§ **Task**
Leave the pictures out and transcribe every record exactly.

§ **Dataset records**
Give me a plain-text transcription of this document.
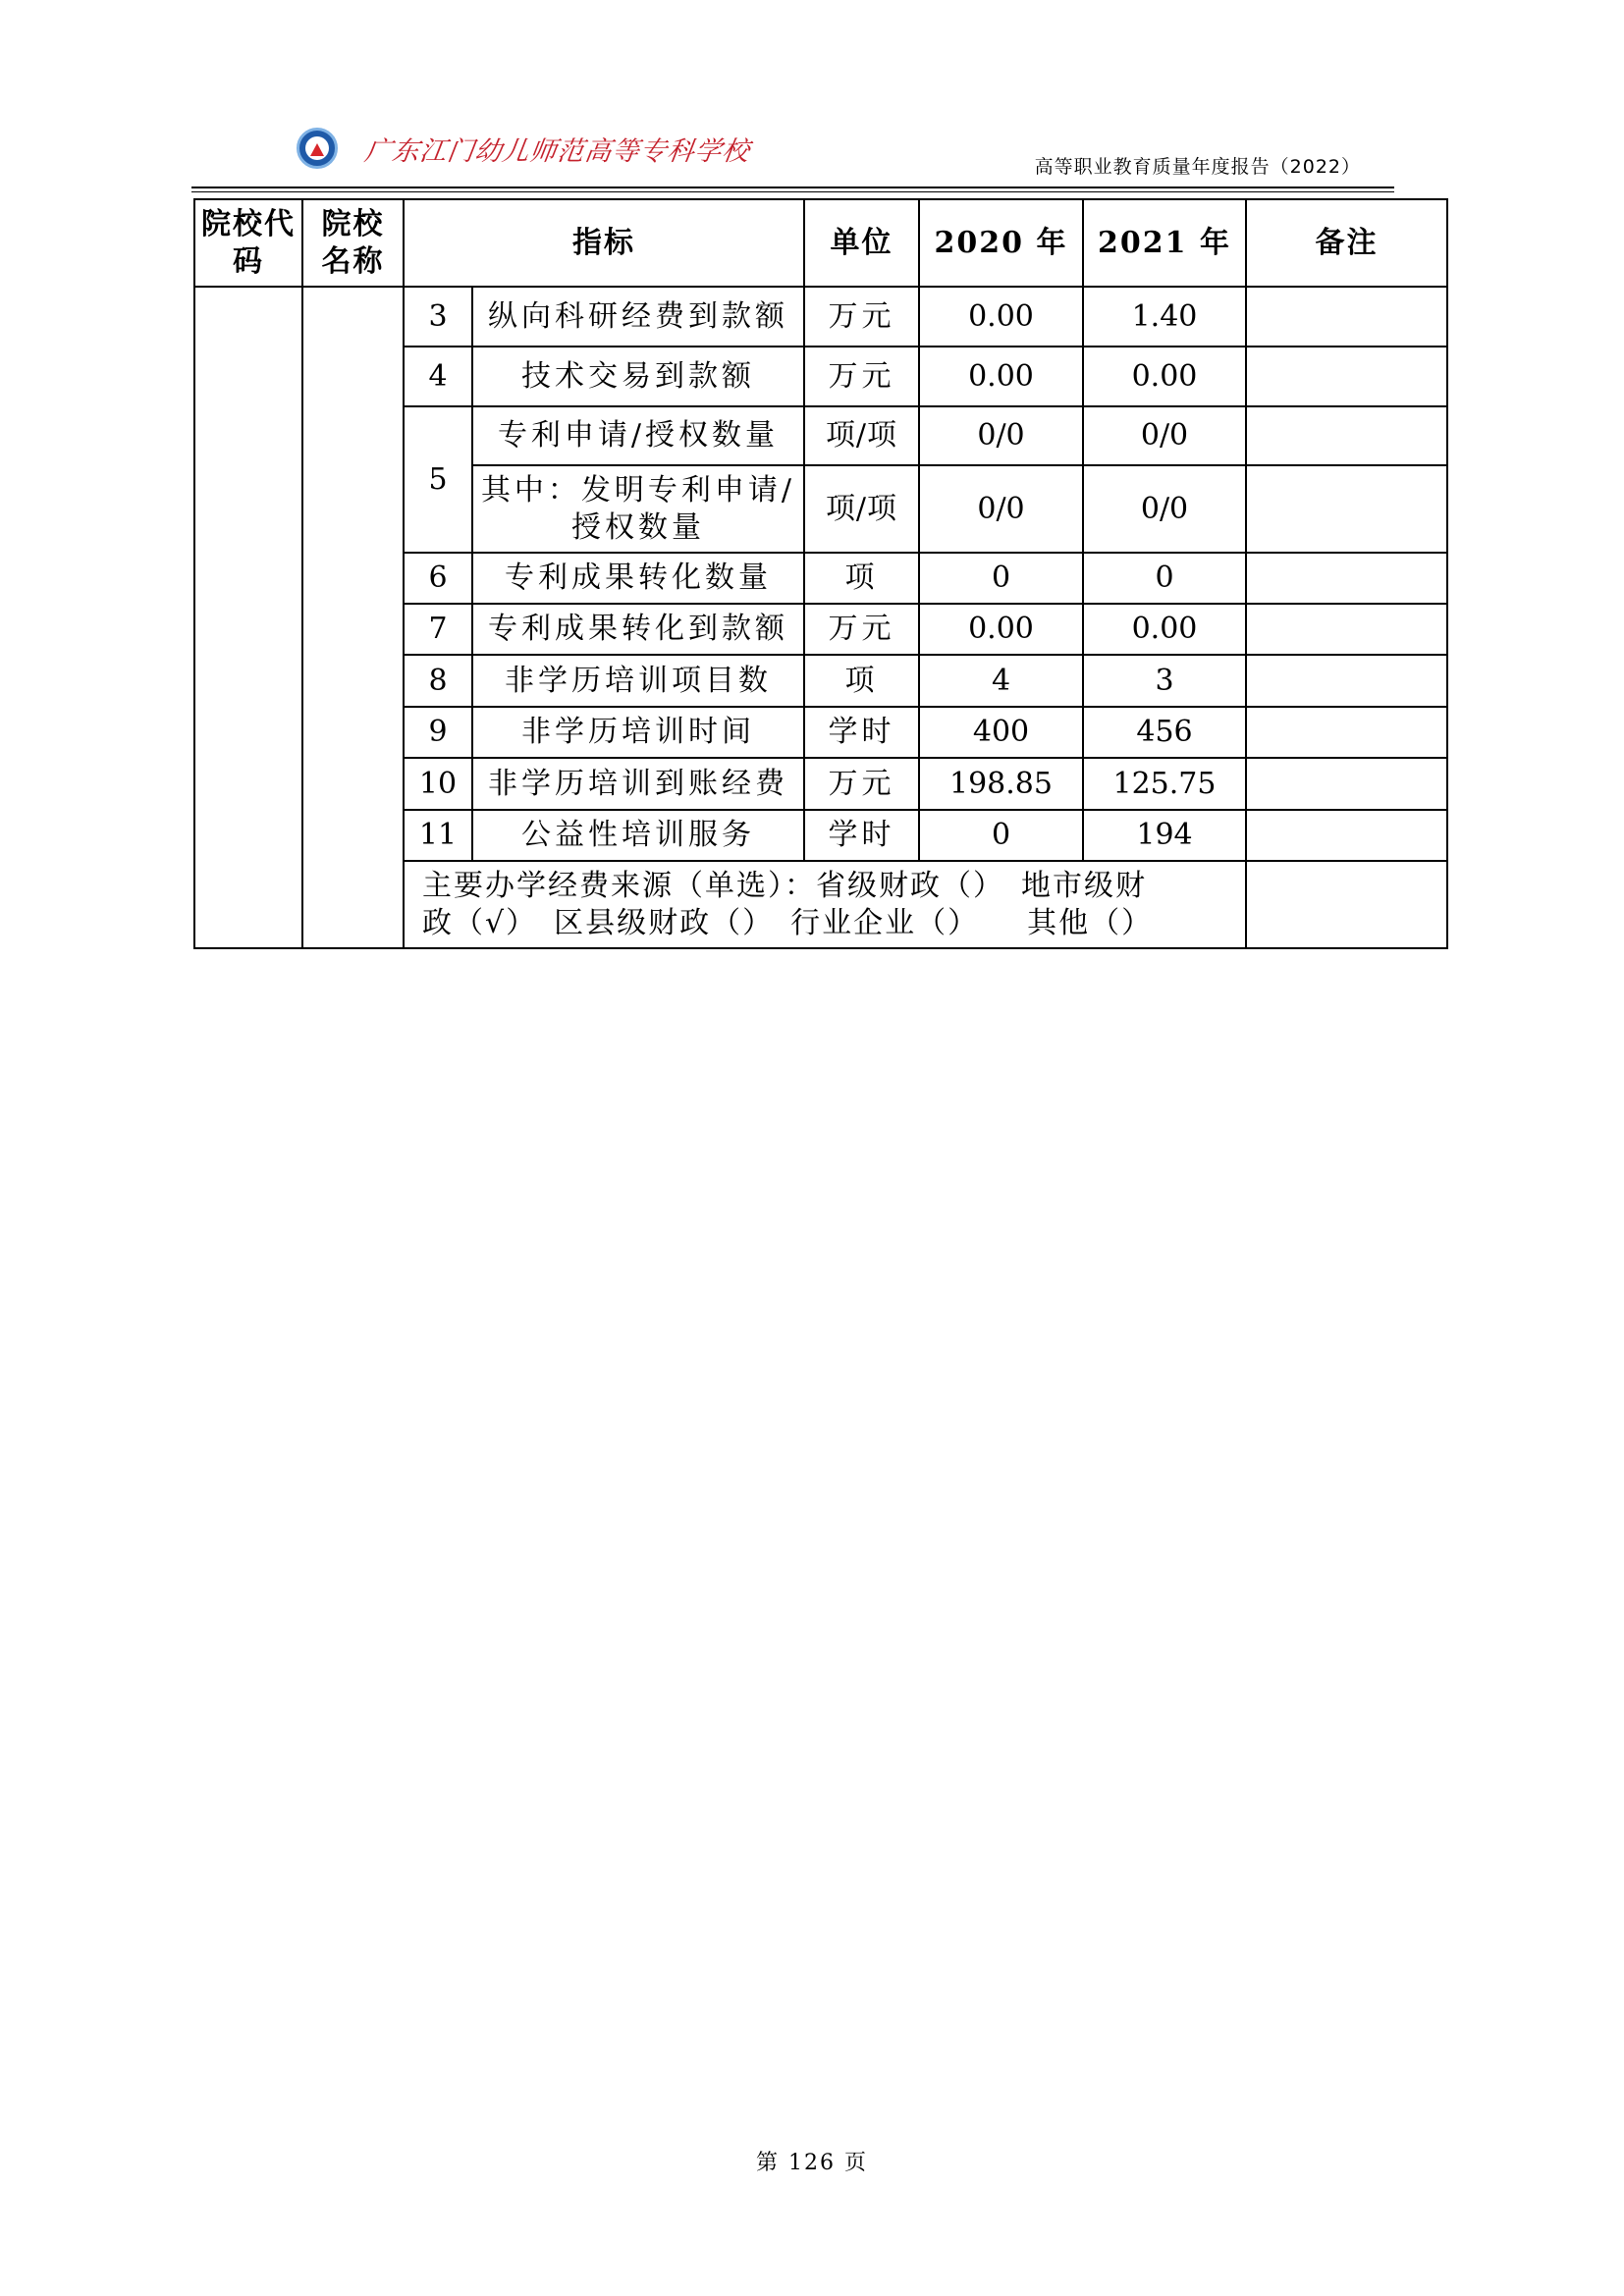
广东江门幼儿师范高等专科学校	高等职业教育质量年度报告（2022）
院校代码	院校名称	指标		单位	2020 年	2021 年	备注
		3	纵向科研经费到款额	万元	0.00	1.40	
		4	技术交易到款额	万元	0.00	0.00	
		5	专利申请/授权数量	项/项	0/0	0/0	
			其中：发明专利申请/授权数量	项/项	0/0	0/0	
		6	专利成果转化数量	项	0	0	
		7	专利成果转化到款额	万元	0.00	0.00	
		8	非学历培训项目数	项	4	3	
		9	非学历培训时间	学时	400	456	
		10	非学历培训到账经费	万元	198.85	125.75	
		11	公益性培训服务	学时	0	194	

		主要办学经费来源（单选）：省级财政（）　地市级财
政（√）　区县级财政（）　行业企业（）　　其他（）					

第 126 页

§ **Problem solution**
Give me a plain-text transcription of this document.
广东江门幼儿师范高等专科学校	高等职业教育质量年度报告（2022）
院校代码	院校名称	指标		单位	2020 年	2021 年	备注
		3	纵向科研经费到款额	万元	0.00	1.40	
		4	技术交易到款额	万元	0.00	0.00	
		5	专利申请/授权数量	项/项	0/0	0/0	
			其中：发明专利申请/授权数量	项/项	0/0	0/0	
		6	专利成果转化数量	项	0	0	
		7	专利成果转化到款额	万元	0.00	0.00	
		8	非学历培训项目数	项	4	3	
		9	非学历培训时间	学时	400	456	
		10	非学历培训到账经费	万元	198.85	125.75	
		11	公益性培训服务	学时	0	194	

		主要办学经费来源（单选）：省级财政（）　地市级财
政（√）　区县级财政（）　行业企业（）　　其他（）					

第 126 页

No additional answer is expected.